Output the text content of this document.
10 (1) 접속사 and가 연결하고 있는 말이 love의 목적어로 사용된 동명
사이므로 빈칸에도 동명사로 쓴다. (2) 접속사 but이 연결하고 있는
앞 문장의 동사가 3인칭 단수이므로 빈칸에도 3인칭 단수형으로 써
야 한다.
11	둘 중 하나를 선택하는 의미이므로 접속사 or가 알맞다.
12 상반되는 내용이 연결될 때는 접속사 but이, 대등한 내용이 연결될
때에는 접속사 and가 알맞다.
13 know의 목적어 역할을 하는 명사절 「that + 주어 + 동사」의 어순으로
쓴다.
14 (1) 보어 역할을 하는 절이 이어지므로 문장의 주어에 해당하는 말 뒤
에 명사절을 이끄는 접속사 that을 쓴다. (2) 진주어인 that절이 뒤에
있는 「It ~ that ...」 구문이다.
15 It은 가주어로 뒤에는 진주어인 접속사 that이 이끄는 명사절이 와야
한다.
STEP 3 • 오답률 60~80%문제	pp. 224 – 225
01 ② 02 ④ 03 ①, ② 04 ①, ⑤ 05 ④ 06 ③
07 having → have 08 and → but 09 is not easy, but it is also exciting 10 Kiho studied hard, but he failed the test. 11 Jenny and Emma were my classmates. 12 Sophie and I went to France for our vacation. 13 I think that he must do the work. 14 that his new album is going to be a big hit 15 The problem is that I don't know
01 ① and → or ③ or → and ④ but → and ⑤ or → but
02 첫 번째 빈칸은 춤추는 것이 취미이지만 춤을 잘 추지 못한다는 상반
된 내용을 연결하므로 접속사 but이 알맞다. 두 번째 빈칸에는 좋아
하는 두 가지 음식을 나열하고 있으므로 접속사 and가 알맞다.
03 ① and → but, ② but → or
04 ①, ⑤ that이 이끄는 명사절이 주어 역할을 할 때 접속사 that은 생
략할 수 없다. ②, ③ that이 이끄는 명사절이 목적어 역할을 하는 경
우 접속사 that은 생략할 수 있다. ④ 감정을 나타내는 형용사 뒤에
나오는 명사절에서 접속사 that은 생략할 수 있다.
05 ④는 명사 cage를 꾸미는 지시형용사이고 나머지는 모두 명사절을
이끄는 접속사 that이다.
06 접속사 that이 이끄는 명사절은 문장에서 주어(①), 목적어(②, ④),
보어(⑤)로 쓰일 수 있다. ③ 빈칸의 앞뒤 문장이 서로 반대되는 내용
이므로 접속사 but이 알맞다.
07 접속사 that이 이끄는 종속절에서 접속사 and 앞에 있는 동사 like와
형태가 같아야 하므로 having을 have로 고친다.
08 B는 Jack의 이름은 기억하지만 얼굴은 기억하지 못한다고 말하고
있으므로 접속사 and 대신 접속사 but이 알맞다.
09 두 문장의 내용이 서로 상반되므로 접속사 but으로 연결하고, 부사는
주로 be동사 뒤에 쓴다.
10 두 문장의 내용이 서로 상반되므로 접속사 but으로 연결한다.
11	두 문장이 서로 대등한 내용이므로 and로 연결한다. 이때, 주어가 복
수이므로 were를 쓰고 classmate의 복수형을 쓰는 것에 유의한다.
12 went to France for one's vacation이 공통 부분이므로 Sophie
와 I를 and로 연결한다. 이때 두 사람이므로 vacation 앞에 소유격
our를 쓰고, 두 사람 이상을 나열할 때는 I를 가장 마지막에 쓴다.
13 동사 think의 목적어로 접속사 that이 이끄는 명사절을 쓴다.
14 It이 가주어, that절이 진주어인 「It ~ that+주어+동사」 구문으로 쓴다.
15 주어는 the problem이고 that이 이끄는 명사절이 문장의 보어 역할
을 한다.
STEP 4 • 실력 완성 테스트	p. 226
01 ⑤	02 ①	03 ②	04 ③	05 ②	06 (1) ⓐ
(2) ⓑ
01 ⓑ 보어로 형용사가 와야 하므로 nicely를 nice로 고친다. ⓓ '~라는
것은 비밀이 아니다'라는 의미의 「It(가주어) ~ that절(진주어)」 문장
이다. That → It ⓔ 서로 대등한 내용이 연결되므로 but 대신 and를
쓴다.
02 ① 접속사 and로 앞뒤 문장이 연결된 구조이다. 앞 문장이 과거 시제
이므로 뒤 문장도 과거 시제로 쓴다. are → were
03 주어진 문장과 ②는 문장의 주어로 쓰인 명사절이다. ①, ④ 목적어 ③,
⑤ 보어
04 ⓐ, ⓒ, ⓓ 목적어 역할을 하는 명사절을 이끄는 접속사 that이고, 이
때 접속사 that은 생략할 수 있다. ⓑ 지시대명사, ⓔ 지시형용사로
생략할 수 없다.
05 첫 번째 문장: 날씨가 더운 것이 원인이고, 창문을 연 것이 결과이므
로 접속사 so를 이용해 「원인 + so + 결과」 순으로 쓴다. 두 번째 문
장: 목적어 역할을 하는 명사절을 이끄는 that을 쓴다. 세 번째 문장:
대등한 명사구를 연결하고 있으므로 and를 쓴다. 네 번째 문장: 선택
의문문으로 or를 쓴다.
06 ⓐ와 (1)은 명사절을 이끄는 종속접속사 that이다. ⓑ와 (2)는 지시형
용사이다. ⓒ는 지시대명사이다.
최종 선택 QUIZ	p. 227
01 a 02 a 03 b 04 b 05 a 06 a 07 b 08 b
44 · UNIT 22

Work to complete> From the records above, please extract every line and repeat it exactly.

Full solution>
Output the text content of this document.
10 (1) 접속사 and가 연결하고 있는 말이 love의 목적어로 사용된 동명
사이므로 빈칸에도 동명사로 쓴다. (2) 접속사 but이 연결하고 있는
앞 문장의 동사가 3인칭 단수이므로 빈칸에도 3인칭 단수형으로 써
야 한다.
11	둘 중 하나를 선택하는 의미이므로 접속사 or가 알맞다.
12 상반되는 내용이 연결될 때는 접속사 but이, 대등한 내용이 연결될
때에는 접속사 and가 알맞다.
13 know의 목적어 역할을 하는 명사절 「that + 주어 + 동사」의 어순으로
쓴다.
14 (1) 보어 역할을 하는 절이 이어지므로 문장의 주어에 해당하는 말 뒤
에 명사절을 이끄는 접속사 that을 쓴다. (2) 진주어인 that절이 뒤에
있는 「It ~ that ...」 구문이다.
15 It은 가주어로 뒤에는 진주어인 접속사 that이 이끄는 명사절이 와야
한다.
STEP 3 • 오답률 60~80%문제	pp. 224 – 225
01 ② 02 ④ 03 ①, ② 04 ①, ⑤ 05 ④ 06 ③
07 having → have 08 and → but 09 is not easy, but it is also exciting 10 Kiho studied hard, but he failed the test. 11 Jenny and Emma were my classmates. 12 Sophie and I went to France for our vacation. 13 I think that he must do the work. 14 that his new album is going to be a big hit 15 The problem is that I don't know
01 ① and → or ③ or → and ④ but → and ⑤ or → but
02 첫 번째 빈칸은 춤추는 것이 취미이지만 춤을 잘 추지 못한다는 상반
된 내용을 연결하므로 접속사 but이 알맞다. 두 번째 빈칸에는 좋아
하는 두 가지 음식을 나열하고 있으므로 접속사 and가 알맞다.
03 ① and → but, ② but → or
04 ①, ⑤ that이 이끄는 명사절이 주어 역할을 할 때 접속사 that은 생
략할 수 없다. ②, ③ that이 이끄는 명사절이 목적어 역할을 하는 경
우 접속사 that은 생략할 수 있다. ④ 감정을 나타내는 형용사 뒤에
나오는 명사절에서 접속사 that은 생략할 수 있다.
05 ④는 명사 cage를 꾸미는 지시형용사이고 나머지는 모두 명사절을
이끄는 접속사 that이다.
06 접속사 that이 이끄는 명사절은 문장에서 주어(①), 목적어(②, ④),
보어(⑤)로 쓰일 수 있다. ③ 빈칸의 앞뒤 문장이 서로 반대되는 내용
이므로 접속사 but이 알맞다.
07 접속사 that이 이끄는 종속절에서 접속사 and 앞에 있는 동사 like와
형태가 같아야 하므로 having을 have로 고친다.
08 B는 Jack의 이름은 기억하지만 얼굴은 기억하지 못한다고 말하고
있으므로 접속사 and 대신 접속사 but이 알맞다.
09 두 문장의 내용이 서로 상반되므로 접속사 but으로 연결하고, 부사는
주로 be동사 뒤에 쓴다.
10 두 문장의 내용이 서로 상반되므로 접속사 but으로 연결한다.
11	두 문장이 서로 대등한 내용이므로 and로 연결한다. 이때, 주어가 복
수이므로 were를 쓰고 classmate의 복수형을 쓰는 것에 유의한다.
12 went to France for one's vacation이 공통 부분이므로 Sophie
와 I를 and로 연결한다. 이때 두 사람이므로 vacation 앞에 소유격
our를 쓰고, 두 사람 이상을 나열할 때는 I를 가장 마지막에 쓴다.
13 동사 think의 목적어로 접속사 that이 이끄는 명사절을 쓴다.
14 It이 가주어, that절이 진주어인 「It ~ that+주어+동사」 구문으로 쓴다.
15 주어는 the problem이고 that이 이끄는 명사절이 문장의 보어 역할
을 한다.
STEP 4 • 실력 완성 테스트	p. 226
01 ⑤	02 ①	03 ②	04 ③	05 ②	06 (1) ⓐ
(2) ⓑ
01 ⓑ 보어로 형용사가 와야 하므로 nicely를 nice로 고친다. ⓓ '~라는
것은 비밀이 아니다'라는 의미의 「It(가주어) ~ that절(진주어)」 문장
이다. That → It ⓔ 서로 대등한 내용이 연결되므로 but 대신 and를
쓴다.
02 ① 접속사 and로 앞뒤 문장이 연결된 구조이다. 앞 문장이 과거 시제
이므로 뒤 문장도 과거 시제로 쓴다. are → were
03 주어진 문장과 ②는 문장의 주어로 쓰인 명사절이다. ①, ④ 목적어 ③,
⑤ 보어
04 ⓐ, ⓒ, ⓓ 목적어 역할을 하는 명사절을 이끄는 접속사 that이고, 이
때 접속사 that은 생략할 수 있다. ⓑ 지시대명사, ⓔ 지시형용사로
생략할 수 없다.
05 첫 번째 문장: 날씨가 더운 것이 원인이고, 창문을 연 것이 결과이므
로 접속사 so를 이용해 「원인 + so + 결과」 순으로 쓴다. 두 번째 문
장: 목적어 역할을 하는 명사절을 이끄는 that을 쓴다. 세 번째 문장:
대등한 명사구를 연결하고 있으므로 and를 쓴다. 네 번째 문장: 선택
의문문으로 or를 쓴다.
06 ⓐ와 (1)은 명사절을 이끄는 종속접속사 that이다. ⓑ와 (2)는 지시형
용사이다. ⓒ는 지시대명사이다.
최종 선택 QUIZ	p. 227
01 a 02 a 03 b 04 b 05 a 06 a 07 b 08 b
44 · UNIT 22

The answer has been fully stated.